Exercise instructions:
Give the data again, word for word.

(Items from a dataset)
(begin)

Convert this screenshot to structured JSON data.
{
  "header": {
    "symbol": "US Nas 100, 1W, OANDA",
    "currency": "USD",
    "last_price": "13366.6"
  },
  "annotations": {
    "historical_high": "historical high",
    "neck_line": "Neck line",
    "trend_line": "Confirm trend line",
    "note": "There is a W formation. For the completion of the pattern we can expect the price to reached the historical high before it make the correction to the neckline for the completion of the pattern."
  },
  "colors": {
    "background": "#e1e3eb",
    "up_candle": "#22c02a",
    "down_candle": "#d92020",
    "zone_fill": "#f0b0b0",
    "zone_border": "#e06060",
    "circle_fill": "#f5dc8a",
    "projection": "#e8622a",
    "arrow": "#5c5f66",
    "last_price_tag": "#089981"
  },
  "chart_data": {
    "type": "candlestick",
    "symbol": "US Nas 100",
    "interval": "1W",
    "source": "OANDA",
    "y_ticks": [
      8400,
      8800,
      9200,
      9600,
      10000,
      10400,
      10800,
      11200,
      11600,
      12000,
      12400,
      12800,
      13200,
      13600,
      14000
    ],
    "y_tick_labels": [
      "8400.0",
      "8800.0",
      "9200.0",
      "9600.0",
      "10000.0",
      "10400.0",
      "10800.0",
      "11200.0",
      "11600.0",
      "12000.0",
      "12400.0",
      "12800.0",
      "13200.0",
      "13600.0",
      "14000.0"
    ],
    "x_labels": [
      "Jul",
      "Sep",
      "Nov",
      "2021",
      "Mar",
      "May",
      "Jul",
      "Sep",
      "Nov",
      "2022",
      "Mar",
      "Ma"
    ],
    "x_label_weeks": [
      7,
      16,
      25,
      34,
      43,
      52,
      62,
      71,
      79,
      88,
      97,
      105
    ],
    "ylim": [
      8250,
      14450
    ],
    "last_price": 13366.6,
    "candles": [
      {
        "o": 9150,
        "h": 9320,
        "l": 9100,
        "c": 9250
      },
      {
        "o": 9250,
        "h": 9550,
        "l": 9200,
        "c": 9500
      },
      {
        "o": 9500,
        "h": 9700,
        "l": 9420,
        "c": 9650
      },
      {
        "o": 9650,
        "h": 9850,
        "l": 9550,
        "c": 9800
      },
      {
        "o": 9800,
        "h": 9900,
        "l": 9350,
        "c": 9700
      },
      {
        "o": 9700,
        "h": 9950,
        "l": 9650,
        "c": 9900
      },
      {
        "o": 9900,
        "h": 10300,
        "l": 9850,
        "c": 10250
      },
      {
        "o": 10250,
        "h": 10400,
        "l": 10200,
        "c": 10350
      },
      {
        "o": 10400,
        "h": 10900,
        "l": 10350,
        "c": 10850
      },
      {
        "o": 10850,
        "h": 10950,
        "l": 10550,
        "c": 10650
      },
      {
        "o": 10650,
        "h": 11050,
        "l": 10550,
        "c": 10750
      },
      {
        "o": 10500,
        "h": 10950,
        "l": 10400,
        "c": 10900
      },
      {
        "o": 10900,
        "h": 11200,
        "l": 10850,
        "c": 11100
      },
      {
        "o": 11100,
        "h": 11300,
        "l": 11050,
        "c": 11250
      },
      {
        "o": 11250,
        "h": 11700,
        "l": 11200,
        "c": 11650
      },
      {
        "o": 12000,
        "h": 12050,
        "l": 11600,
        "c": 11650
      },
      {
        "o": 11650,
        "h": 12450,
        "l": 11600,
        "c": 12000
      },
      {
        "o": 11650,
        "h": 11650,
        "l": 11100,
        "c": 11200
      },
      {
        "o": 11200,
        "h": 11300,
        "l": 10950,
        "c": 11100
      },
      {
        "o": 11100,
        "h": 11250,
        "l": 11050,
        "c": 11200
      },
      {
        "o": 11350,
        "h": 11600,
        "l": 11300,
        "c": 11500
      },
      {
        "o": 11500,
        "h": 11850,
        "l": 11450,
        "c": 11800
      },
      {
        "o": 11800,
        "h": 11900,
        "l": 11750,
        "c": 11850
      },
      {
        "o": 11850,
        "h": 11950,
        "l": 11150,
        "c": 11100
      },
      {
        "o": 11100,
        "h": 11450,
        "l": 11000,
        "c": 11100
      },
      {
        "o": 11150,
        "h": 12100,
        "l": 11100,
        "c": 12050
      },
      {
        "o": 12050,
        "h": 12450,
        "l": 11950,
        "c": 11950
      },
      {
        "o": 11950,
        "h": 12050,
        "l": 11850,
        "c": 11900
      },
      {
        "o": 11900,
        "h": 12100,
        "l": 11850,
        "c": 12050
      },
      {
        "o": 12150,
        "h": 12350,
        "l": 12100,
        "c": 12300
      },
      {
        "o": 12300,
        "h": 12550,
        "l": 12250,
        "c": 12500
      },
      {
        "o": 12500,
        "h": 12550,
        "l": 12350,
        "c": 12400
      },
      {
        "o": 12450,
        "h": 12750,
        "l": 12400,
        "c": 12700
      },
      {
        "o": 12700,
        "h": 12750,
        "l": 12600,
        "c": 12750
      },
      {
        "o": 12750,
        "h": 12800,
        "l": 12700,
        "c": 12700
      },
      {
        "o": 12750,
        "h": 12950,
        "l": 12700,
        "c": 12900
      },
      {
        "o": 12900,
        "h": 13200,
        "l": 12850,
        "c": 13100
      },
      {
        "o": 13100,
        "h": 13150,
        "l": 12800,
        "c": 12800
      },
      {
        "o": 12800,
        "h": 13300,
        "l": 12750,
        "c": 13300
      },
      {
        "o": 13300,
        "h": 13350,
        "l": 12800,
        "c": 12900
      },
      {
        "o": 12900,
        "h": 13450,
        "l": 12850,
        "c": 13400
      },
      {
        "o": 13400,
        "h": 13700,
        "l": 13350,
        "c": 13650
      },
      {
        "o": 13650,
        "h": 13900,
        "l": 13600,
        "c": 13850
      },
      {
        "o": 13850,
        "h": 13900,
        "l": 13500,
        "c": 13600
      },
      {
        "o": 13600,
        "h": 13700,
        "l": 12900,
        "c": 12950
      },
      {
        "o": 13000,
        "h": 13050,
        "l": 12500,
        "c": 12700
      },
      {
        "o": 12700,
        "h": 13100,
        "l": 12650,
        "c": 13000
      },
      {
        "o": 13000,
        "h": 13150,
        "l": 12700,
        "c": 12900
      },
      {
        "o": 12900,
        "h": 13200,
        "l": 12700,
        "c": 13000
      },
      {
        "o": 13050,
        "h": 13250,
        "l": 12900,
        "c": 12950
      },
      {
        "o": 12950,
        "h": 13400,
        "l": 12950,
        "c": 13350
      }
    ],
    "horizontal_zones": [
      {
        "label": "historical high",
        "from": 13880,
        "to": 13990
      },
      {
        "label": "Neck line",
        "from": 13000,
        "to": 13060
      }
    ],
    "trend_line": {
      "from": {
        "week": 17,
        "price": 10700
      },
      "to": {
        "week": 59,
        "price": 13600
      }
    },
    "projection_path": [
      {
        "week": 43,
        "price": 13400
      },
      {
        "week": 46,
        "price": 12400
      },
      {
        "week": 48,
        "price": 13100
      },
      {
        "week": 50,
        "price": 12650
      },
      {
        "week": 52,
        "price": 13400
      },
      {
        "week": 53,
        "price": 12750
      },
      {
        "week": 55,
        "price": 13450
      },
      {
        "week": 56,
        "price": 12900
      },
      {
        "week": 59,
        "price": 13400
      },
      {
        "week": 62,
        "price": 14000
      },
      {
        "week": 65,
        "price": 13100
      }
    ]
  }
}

(end)

Solution below:
Convert this screenshot to structured JSON data.
{
  "header": {
    "symbol": "US Nas 100, 1W, OANDA",
    "currency": "USD",
    "last_price": "13366.6"
  },
  "annotations": {
    "historical_high": "historical high",
    "neck_line": "Neck line",
    "trend_line": "Confirm trend line",
    "note": "There is a W formation. For the completion of the pattern we can expect the price to reached the historical high before it make the correction to the neckline for the completion of the pattern."
  },
  "colors": {
    "background": "#e1e3eb",
    "up_candle": "#22c02a",
    "down_candle": "#d92020",
    "zone_fill": "#f0b0b0",
    "zone_border": "#e06060",
    "circle_fill": "#f5dc8a",
    "projection": "#e8622a",
    "arrow": "#5c5f66",
    "last_price_tag": "#089981"
  },
  "chart_data": {
    "type": "candlestick",
    "symbol": "US Nas 100",
    "interval": "1W",
    "source": "OANDA",
    "y_ticks": [
      8400,
      8800,
      9200,
      9600,
      10000,
      10400,
      10800,
      11200,
      11600,
      12000,
      12400,
      12800,
      13200,
      13600,
      14000
    ],
    "y_tick_labels": [
      "8400.0",
      "8800.0",
      "9200.0",
      "9600.0",
      "10000.0",
      "10400.0",
      "10800.0",
      "11200.0",
      "11600.0",
      "12000.0",
      "12400.0",
      "12800.0",
      "13200.0",
      "13600.0",
      "14000.0"
    ],
    "x_labels": [
      "Jul",
      "Sep",
      "Nov",
      "2021",
      "Mar",
      "May",
      "Jul",
      "Sep",
      "Nov",
      "2022",
      "Mar",
      "Ma"
    ],
    "x_label_weeks": [
      7,
      16,
      25,
      34,
      43,
      52,
      62,
      71,
      79,
      88,
      97,
      105
    ],
    "ylim": [
      8250,
      14450
    ],
    "last_price": 13366.6,
    "candles": [
      {
        "o": 9150,
        "h": 9320,
        "l": 9100,
        "c": 9250
      },
      {
        "o": 9250,
        "h": 9550,
        "l": 9200,
        "c": 9500
      },
      {
        "o": 9500,
        "h": 9700,
        "l": 9420,
        "c": 9650
      },
      {
        "o": 9650,
        "h": 9850,
        "l": 9550,
        "c": 9800
      },
      {
        "o": 9800,
        "h": 9900,
        "l": 9350,
        "c": 9700
      },
      {
        "o": 9700,
        "h": 9950,
        "l": 9650,
        "c": 9900
      },
      {
        "o": 9900,
        "h": 10300,
        "l": 9850,
        "c": 10250
      },
      {
        "o": 10250,
        "h": 10400,
        "l": 10200,
        "c": 10350
      },
      {
        "o": 10400,
        "h": 10900,
        "l": 10350,
        "c": 10850
      },
      {
        "o": 10850,
        "h": 10950,
        "l": 10550,
        "c": 10650
      },
      {
        "o": 10650,
        "h": 11050,
        "l": 10550,
        "c": 10750
      },
      {
        "o": 10500,
        "h": 10950,
        "l": 10400,
        "c": 10900
      },
      {
        "o": 10900,
        "h": 11200,
        "l": 10850,
        "c": 11100
      },
      {
        "o": 11100,
        "h": 11300,
        "l": 11050,
        "c": 11250
      },
      {
        "o": 11250,
        "h": 11700,
        "l": 11200,
        "c": 11650
      },
      {
        "o": 12000,
        "h": 12050,
        "l": 11600,
        "c": 11650
      },
      {
        "o": 11650,
        "h": 12450,
        "l": 11600,
        "c": 12000
      },
      {
        "o": 11650,
        "h": 11650,
        "l": 11100,
        "c": 11200
      },
      {
        "o": 11200,
        "h": 11300,
        "l": 10950,
        "c": 11100
      },
      {
        "o": 11100,
        "h": 11250,
        "l": 11050,
        "c": 11200
      },
      {
        "o": 11350,
        "h": 11600,
        "l": 11300,
        "c": 11500
      },
      {
        "o": 11500,
        "h": 11850,
        "l": 11450,
        "c": 11800
      },
      {
        "o": 11800,
        "h": 11900,
        "l": 11750,
        "c": 11850
      },
      {
        "o": 11850,
        "h": 11950,
        "l": 11150,
        "c": 11100
      },
      {
        "o": 11100,
        "h": 11450,
        "l": 11000,
        "c": 11100
      },
      {
        "o": 11150,
        "h": 12100,
        "l": 11100,
        "c": 12050
      },
      {
        "o": 12050,
        "h": 12450,
        "l": 11950,
        "c": 11950
      },
      {
        "o": 11950,
        "h": 12050,
        "l": 11850,
        "c": 11900
      },
      {
        "o": 11900,
        "h": 12100,
        "l": 11850,
        "c": 12050
      },
      {
        "o": 12150,
        "h": 12350,
        "l": 12100,
        "c": 12300
      },
      {
        "o": 12300,
        "h": 12550,
        "l": 12250,
        "c": 12500
      },
      {
        "o": 12500,
        "h": 12550,
        "l": 12350,
        "c": 12400
      },
      {
        "o": 12450,
        "h": 12750,
        "l": 12400,
        "c": 12700
      },
      {
        "o": 12700,
        "h": 12750,
        "l": 12600,
        "c": 12750
      },
      {
        "o": 12750,
        "h": 12800,
        "l": 12700,
        "c": 12700
      },
      {
        "o": 12750,
        "h": 12950,
        "l": 12700,
        "c": 12900
      },
      {
        "o": 12900,
        "h": 13200,
        "l": 12850,
        "c": 13100
      },
      {
        "o": 13100,
        "h": 13150,
        "l": 12800,
        "c": 12800
      },
      {
        "o": 12800,
        "h": 13300,
        "l": 12750,
        "c": 13300
      },
      {
        "o": 13300,
        "h": 13350,
        "l": 12800,
        "c": 12900
      },
      {
        "o": 12900,
        "h": 13450,
        "l": 12850,
        "c": 13400
      },
      {
        "o": 13400,
        "h": 13700,
        "l": 13350,
        "c": 13650
      },
      {
        "o": 13650,
        "h": 13900,
        "l": 13600,
        "c": 13850
      },
      {
        "o": 13850,
        "h": 13900,
        "l": 13500,
        "c": 13600
      },
      {
        "o": 13600,
        "h": 13700,
        "l": 12900,
        "c": 12950
      },
      {
        "o": 13000,
        "h": 13050,
        "l": 12500,
        "c": 12700
      },
      {
        "o": 12700,
        "h": 13100,
        "l": 12650,
        "c": 13000
      },
      {
        "o": 13000,
        "h": 13150,
        "l": 12700,
        "c": 12900
      },
      {
        "o": 12900,
        "h": 13200,
        "l": 12700,
        "c": 13000
      },
      {
        "o": 13050,
        "h": 13250,
        "l": 12900,
        "c": 12950
      },
      {
        "o": 12950,
        "h": 13400,
        "l": 12950,
        "c": 13350
      }
    ],
    "horizontal_zones": [
      {
        "label": "historical high",
        "from": 13880,
        "to": 13990
      },
      {
        "label": "Neck line",
        "from": 13000,
        "to": 13060
      }
    ],
    "trend_line": {
      "from": {
        "week": 17,
        "price": 10700
      },
      "to": {
        "week": 59,
        "price": 13600
      }
    },
    "projection_path": [
      {
        "week": 43,
        "price": 13400
      },
      {
        "week": 46,
        "price": 12400
      },
      {
        "week": 48,
        "price": 13100
      },
      {
        "week": 50,
        "price": 12650
      },
      {
        "week": 52,
        "price": 13400
      },
      {
        "week": 53,
        "price": 12750
      },
      {
        "week": 55,
        "price": 13450
      },
      {
        "week": 56,
        "price": 12900
      },
      {
        "week": 59,
        "price": 13400
      },
      {
        "week": 62,
        "price": 14000
      },
      {
        "week": 65,
        "price": 13100
      }
    ]
  }
}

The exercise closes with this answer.